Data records

┄┄┄┄┄┄┄┄┄┄┄┄┄┄┄┄┄┄┄┄

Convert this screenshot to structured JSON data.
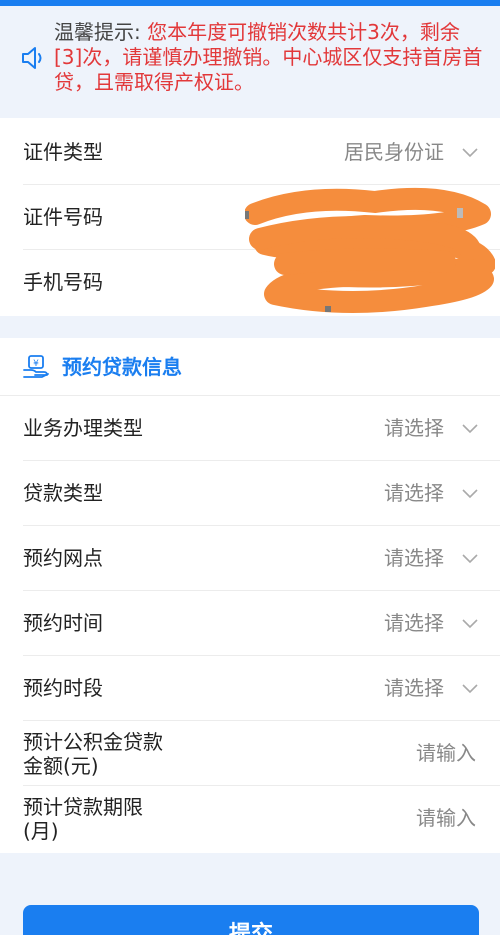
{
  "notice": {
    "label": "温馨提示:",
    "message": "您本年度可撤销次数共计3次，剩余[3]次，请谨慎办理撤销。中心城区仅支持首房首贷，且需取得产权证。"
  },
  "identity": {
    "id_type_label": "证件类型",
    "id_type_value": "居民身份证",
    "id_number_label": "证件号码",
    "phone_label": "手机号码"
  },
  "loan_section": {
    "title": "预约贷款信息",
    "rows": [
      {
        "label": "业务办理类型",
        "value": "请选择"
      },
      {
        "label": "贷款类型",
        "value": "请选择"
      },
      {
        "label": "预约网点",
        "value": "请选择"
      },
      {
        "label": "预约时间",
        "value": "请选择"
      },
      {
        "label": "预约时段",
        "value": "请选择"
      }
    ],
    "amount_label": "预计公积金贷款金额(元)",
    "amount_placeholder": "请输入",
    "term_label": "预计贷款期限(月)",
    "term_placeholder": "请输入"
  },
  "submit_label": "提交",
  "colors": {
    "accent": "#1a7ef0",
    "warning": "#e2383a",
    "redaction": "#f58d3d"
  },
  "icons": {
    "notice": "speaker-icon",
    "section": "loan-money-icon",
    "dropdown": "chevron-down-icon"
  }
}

┄┄┄┄┄┄┄┄┄┄┄┄┄┄┄┄┄┄┄┄

-- PROBLEM TO SOLVE --
Retype every entry verbatim and exclude the pictures from the copy.

-- WRITTEN SOLUTION --
Convert this screenshot to structured JSON data.
{
  "notice": {
    "label": "温馨提示:",
    "message": "您本年度可撤销次数共计3次，剩余[3]次，请谨慎办理撤销。中心城区仅支持首房首贷，且需取得产权证。"
  },
  "identity": {
    "id_type_label": "证件类型",
    "id_type_value": "居民身份证",
    "id_number_label": "证件号码",
    "phone_label": "手机号码"
  },
  "loan_section": {
    "title": "预约贷款信息",
    "rows": [
      {
        "label": "业务办理类型",
        "value": "请选择"
      },
      {
        "label": "贷款类型",
        "value": "请选择"
      },
      {
        "label": "预约网点",
        "value": "请选择"
      },
      {
        "label": "预约时间",
        "value": "请选择"
      },
      {
        "label": "预约时段",
        "value": "请选择"
      }
    ],
    "amount_label": "预计公积金贷款金额(元)",
    "amount_placeholder": "请输入",
    "term_label": "预计贷款期限(月)",
    "term_placeholder": "请输入"
  },
  "submit_label": "提交",
  "colors": {
    "accent": "#1a7ef0",
    "warning": "#e2383a",
    "redaction": "#f58d3d"
  },
  "icons": {
    "notice": "speaker-icon",
    "section": "loan-money-icon",
    "dropdown": "chevron-down-icon"
  }
}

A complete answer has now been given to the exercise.